▸ **WHAT IS NEEDED**: Extract the full set of records, then give each one again exactly.

[Dataset records]
START
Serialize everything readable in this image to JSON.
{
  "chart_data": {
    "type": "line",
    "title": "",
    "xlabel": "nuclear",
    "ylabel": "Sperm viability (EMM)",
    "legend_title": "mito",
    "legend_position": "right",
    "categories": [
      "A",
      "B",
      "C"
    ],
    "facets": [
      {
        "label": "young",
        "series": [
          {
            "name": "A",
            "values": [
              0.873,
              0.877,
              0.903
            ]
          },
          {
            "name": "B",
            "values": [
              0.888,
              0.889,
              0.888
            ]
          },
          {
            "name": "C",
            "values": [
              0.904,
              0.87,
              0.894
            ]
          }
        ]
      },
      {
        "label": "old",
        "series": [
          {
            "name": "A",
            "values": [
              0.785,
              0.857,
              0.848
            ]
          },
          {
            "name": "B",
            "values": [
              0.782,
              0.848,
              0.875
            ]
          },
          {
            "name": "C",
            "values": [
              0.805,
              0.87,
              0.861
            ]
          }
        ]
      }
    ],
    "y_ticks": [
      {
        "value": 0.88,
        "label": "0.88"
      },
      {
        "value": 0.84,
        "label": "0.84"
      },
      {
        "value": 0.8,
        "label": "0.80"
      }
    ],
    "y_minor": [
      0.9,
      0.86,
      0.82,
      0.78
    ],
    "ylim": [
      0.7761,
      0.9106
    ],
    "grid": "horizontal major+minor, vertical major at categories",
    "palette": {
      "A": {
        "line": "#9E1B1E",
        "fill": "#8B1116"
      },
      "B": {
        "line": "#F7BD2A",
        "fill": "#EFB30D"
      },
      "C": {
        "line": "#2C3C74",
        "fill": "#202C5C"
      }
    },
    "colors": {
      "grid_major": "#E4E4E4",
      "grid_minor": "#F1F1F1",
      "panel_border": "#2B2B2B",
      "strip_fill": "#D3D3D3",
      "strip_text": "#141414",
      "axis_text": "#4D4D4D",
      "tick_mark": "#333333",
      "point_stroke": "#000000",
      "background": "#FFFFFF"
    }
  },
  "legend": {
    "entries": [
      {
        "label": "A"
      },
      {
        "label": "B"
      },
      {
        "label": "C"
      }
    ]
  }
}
END
▸ **REPLY TO THE EXERCISE**:
Serialize everything readable in this image to JSON.
{
  "chart_data": {
    "type": "line",
    "title": "",
    "xlabel": "nuclear",
    "ylabel": "Sperm viability (EMM)",
    "legend_title": "mito",
    "legend_position": "right",
    "categories": [
      "A",
      "B",
      "C"
    ],
    "facets": [
      {
        "label": "young",
        "series": [
          {
            "name": "A",
            "values": [
              0.873,
              0.877,
              0.903
            ]
          },
          {
            "name": "B",
            "values": [
              0.888,
              0.889,
              0.888
            ]
          },
          {
            "name": "C",
            "values": [
              0.904,
              0.87,
              0.894
            ]
          }
        ]
      },
      {
        "label": "old",
        "series": [
          {
            "name": "A",
            "values": [
              0.785,
              0.857,
              0.848
            ]
          },
          {
            "name": "B",
            "values": [
              0.782,
              0.848,
              0.875
            ]
          },
          {
            "name": "C",
            "values": [
              0.805,
              0.87,
              0.861
            ]
          }
        ]
      }
    ],
    "y_ticks": [
      {
        "value": 0.88,
        "label": "0.88"
      },
      {
        "value": 0.84,
        "label": "0.84"
      },
      {
        "value": 0.8,
        "label": "0.80"
      }
    ],
    "y_minor": [
      0.9,
      0.86,
      0.82,
      0.78
    ],
    "ylim": [
      0.7761,
      0.9106
    ],
    "grid": "horizontal major+minor, vertical major at categories",
    "palette": {
      "A": {
        "line": "#9E1B1E",
        "fill": "#8B1116"
      },
      "B": {
        "line": "#F7BD2A",
        "fill": "#EFB30D"
      },
      "C": {
        "line": "#2C3C74",
        "fill": "#202C5C"
      }
    },
    "colors": {
      "grid_major": "#E4E4E4",
      "grid_minor": "#F1F1F1",
      "panel_border": "#2B2B2B",
      "strip_fill": "#D3D3D3",
      "strip_text": "#141414",
      "axis_text": "#4D4D4D",
      "tick_mark": "#333333",
      "point_stroke": "#000000",
      "background": "#FFFFFF"
    }
  },
  "legend": {
    "entries": [
      {
        "label": "A"
      },
      {
        "label": "B"
      },
      {
        "label": "C"
      }
    ]
  }
}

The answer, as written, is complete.